• EXTRACTED INFORMATION:
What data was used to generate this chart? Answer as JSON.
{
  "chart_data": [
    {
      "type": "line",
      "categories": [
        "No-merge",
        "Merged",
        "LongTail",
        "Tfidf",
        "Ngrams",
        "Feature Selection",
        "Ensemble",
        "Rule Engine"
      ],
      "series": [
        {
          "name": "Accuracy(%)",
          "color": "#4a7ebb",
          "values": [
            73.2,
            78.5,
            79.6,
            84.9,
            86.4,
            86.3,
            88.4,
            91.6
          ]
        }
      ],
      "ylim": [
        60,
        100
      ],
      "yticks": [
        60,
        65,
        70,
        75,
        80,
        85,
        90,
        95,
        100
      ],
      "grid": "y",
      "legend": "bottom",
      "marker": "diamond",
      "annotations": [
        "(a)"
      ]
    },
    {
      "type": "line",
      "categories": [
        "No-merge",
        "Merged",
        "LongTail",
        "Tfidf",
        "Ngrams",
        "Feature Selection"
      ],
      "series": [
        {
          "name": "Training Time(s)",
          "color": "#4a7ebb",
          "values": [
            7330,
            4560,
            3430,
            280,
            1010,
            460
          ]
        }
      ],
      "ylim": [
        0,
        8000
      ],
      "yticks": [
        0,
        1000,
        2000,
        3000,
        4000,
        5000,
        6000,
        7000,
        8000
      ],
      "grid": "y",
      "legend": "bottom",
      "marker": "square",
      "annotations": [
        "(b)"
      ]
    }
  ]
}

...

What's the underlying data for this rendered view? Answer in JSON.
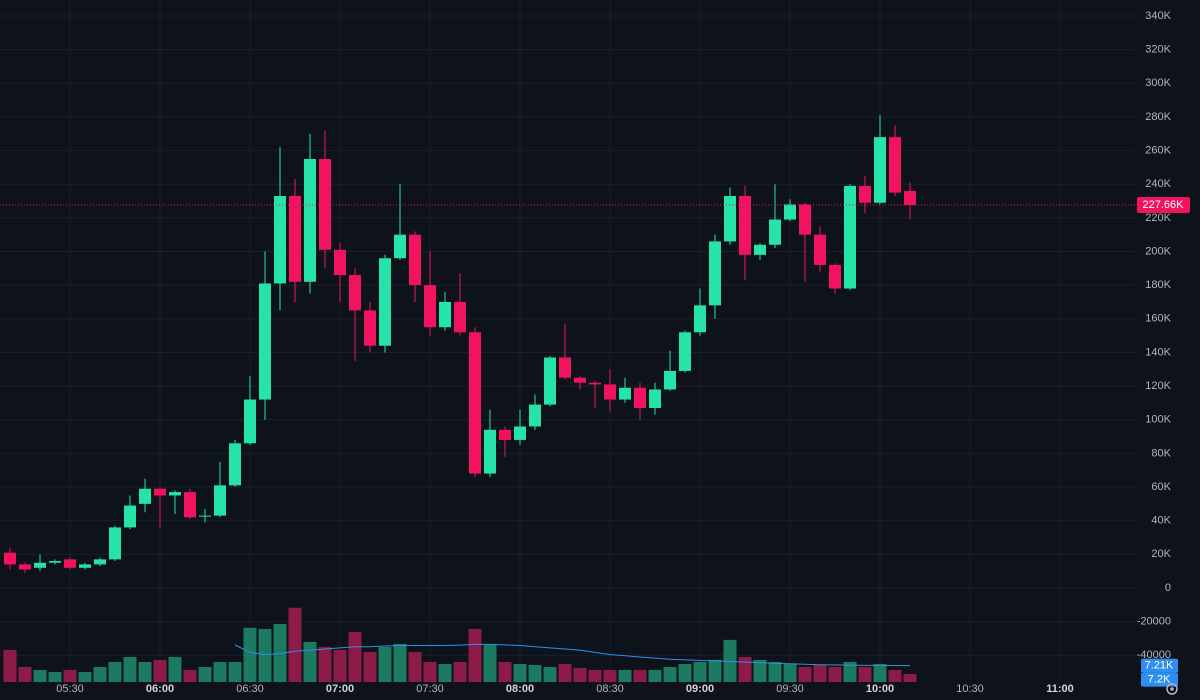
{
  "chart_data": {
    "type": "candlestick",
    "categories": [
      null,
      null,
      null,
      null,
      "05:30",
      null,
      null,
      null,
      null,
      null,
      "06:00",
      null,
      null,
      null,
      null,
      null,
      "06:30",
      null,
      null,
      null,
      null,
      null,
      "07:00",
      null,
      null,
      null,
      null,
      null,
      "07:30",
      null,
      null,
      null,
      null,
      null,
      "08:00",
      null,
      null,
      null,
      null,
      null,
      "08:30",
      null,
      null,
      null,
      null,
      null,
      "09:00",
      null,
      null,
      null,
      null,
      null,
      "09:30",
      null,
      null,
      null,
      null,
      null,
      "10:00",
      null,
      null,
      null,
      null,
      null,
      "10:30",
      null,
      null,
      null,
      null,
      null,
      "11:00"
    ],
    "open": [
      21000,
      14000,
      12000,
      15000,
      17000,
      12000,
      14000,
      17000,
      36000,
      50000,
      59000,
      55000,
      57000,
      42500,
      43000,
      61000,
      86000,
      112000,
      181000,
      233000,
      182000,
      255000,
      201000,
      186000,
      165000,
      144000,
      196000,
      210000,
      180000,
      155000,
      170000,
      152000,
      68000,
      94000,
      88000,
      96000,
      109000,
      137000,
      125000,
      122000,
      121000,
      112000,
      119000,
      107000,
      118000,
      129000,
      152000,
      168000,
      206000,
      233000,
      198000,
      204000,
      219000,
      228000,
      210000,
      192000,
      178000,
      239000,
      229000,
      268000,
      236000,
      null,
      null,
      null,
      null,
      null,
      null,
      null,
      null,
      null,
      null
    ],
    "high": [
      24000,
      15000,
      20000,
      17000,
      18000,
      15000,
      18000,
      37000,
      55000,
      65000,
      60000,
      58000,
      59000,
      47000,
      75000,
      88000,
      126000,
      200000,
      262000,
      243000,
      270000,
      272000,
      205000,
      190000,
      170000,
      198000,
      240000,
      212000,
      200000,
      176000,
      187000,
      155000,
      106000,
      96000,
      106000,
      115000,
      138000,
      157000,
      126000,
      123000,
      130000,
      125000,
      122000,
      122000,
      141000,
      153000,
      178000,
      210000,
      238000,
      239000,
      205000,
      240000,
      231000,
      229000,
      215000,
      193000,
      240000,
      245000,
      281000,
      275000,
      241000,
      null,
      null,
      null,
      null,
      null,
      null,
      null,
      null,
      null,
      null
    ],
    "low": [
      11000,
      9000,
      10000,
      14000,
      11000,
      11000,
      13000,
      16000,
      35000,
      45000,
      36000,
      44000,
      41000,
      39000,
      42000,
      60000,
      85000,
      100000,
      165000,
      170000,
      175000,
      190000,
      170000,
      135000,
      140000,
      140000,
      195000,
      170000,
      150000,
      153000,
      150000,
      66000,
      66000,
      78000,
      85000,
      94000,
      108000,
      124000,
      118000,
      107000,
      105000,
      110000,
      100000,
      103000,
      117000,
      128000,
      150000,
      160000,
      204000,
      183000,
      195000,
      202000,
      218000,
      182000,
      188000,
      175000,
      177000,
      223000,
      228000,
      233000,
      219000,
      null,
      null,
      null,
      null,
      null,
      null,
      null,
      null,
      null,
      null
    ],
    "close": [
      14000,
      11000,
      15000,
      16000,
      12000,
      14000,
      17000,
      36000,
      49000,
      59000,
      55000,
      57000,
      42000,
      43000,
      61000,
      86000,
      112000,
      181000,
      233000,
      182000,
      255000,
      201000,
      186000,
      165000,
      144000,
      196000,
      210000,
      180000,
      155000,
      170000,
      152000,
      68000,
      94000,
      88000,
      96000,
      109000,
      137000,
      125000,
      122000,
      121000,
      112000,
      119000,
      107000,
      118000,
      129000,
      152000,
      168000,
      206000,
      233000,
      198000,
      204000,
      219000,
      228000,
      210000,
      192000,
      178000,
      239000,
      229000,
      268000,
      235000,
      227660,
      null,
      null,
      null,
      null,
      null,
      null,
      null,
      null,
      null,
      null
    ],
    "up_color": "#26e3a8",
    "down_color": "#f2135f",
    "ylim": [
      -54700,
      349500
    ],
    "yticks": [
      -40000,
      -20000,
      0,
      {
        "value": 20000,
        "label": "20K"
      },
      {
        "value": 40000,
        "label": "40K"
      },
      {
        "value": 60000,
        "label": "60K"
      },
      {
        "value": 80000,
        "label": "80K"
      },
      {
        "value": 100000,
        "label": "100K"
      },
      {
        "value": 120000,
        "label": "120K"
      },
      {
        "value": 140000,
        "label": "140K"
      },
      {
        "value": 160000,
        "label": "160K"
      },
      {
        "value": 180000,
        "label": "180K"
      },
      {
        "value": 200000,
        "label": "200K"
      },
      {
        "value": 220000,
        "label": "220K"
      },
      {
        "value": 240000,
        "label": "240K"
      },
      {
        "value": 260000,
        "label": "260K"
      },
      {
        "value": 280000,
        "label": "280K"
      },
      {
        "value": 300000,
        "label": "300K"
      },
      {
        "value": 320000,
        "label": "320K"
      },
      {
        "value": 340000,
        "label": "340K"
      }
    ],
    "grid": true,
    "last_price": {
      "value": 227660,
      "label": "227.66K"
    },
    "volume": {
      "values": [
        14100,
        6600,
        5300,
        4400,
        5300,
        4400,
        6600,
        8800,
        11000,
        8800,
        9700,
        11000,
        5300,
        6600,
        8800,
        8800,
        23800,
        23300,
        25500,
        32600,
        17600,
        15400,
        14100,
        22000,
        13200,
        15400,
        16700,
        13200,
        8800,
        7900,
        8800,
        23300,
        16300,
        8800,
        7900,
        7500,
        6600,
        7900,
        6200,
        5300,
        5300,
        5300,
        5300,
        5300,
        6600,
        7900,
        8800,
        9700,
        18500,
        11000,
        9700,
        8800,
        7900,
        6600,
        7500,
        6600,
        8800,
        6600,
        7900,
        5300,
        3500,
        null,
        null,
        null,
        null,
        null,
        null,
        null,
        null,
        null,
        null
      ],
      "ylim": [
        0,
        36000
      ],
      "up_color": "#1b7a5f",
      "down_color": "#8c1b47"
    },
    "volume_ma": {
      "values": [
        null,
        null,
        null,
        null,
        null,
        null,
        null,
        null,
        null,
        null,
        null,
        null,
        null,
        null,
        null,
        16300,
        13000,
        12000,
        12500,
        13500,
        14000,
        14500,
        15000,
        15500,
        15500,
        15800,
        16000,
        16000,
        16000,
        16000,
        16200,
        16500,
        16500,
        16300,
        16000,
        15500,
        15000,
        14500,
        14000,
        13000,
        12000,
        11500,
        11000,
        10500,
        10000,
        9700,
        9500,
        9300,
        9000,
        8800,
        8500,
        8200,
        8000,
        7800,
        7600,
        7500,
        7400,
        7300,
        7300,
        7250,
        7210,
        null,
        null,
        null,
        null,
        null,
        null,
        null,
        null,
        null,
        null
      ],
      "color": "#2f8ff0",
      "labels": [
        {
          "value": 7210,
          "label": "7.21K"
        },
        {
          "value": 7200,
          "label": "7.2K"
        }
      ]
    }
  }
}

• REQUIREMENT: In the records above, locate each line with the word "Feature". Copy all such lines.

• EXPECTED ANSWER:
        "Feature Selection",
        "Feature Selection"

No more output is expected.